RECAP: The Great Holiday Baking Show, Episode 2: “Cake Week”

Written by | Miscellaneous

It’s “Cake Week” on the Great Holiday Baking Show, and Metrosource editors Paul Hagen
and Matt Gurry
have some thoughts about it.

"How Apropos of Nothing Thou Art"

“How Apropos of Nothing Thou Art”

Nia and Ian brought the five bakers who survived “Cookie Week” into the tent for this second episode. Mary and Johnny challenged them with three cakes, a buche de Noel Signature, a tiramisu Technical, and a fruitcake Showstopper. They loved Lauren’s cakes, naming her Star Baker for the second week in a row and sent Eddie home to sing the blues. But Paul and Matt have some of their own distinctions to make.

BEST PART OF THIS WEEK’S OPENING:
PAUL: The inclusion of a gospel choice, apropos of nothing.

*Stored rows*
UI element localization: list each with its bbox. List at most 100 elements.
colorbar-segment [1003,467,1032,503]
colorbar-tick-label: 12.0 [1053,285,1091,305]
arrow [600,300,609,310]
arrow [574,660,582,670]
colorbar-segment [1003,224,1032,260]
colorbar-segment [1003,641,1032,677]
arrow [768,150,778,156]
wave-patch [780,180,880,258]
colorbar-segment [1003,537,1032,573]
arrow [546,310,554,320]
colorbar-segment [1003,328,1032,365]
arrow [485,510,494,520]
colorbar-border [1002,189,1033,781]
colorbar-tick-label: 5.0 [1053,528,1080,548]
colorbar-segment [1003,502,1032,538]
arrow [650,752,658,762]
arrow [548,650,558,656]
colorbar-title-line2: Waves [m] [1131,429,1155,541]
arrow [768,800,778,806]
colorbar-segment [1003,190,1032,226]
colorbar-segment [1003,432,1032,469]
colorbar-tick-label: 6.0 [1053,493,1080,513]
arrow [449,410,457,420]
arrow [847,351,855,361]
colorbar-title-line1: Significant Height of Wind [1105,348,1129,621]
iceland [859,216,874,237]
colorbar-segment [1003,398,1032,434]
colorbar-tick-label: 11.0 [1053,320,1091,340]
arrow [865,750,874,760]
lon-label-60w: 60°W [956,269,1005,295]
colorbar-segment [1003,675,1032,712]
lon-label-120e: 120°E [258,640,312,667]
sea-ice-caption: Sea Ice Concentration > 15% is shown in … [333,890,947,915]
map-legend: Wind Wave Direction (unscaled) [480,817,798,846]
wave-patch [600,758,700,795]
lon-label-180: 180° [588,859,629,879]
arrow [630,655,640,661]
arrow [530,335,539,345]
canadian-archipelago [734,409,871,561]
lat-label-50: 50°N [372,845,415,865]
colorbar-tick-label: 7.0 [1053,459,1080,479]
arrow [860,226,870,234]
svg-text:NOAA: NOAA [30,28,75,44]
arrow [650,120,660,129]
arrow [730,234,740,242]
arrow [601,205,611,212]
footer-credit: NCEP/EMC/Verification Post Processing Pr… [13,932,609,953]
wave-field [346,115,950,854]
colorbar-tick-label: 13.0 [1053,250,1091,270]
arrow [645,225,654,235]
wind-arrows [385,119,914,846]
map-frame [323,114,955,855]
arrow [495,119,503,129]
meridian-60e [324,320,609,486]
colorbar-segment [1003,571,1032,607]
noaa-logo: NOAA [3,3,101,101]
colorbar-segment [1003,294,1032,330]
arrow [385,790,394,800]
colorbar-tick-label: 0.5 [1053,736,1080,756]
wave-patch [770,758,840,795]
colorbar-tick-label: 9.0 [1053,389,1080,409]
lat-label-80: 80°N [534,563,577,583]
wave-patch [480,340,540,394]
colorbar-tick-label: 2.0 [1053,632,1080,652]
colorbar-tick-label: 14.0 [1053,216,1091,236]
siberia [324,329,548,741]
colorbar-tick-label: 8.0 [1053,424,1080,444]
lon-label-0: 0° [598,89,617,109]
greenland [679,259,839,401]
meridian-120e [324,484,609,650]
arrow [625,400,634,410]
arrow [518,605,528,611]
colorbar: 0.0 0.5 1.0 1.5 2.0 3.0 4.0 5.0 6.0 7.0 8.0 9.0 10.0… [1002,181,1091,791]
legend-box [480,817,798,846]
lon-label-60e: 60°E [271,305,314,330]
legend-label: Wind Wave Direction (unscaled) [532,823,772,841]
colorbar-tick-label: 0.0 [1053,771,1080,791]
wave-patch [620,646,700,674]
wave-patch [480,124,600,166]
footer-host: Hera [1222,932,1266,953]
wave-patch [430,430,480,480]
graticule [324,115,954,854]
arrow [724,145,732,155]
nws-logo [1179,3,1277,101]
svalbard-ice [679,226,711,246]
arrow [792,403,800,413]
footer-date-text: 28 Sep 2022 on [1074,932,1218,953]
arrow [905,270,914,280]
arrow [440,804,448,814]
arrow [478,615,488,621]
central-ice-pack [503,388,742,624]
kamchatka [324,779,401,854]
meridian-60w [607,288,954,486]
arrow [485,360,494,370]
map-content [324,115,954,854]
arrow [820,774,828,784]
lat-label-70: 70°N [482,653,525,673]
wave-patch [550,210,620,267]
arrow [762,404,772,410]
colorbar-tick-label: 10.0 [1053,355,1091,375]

*Requirements*
[A] From the baking show recap, copy word for word the part that opens with the words containing "Nia and Ian" and closes with "distinctions to make.".
[B] Answer these questions from the baking show recap:
(i) Which two Metrosource editors give their thoughts on the episode?
(ii) Who was named Star Baker this week?
(iii) What kind of cake did the bakers make for the Technical?

*Answers for this exercise*
[A]
Nia and Ian brought the five bakers who survived “Cookie Week” into the tent for this second episode. Mary and Johnny challenged them with three cakes, a buche de Noel Signature, a tiramisu Technical, and a fruitcake Showstopper. They loved Lauren’s cakes, naming her Star Baker for the second week in a row and sent Eddie home to sing the blues. But Paul and Matt have some of their own distinctions to make.

[B]
(i) Paul Hagen and Matt Gurry
(ii) Lauren
(iii) A tiramisu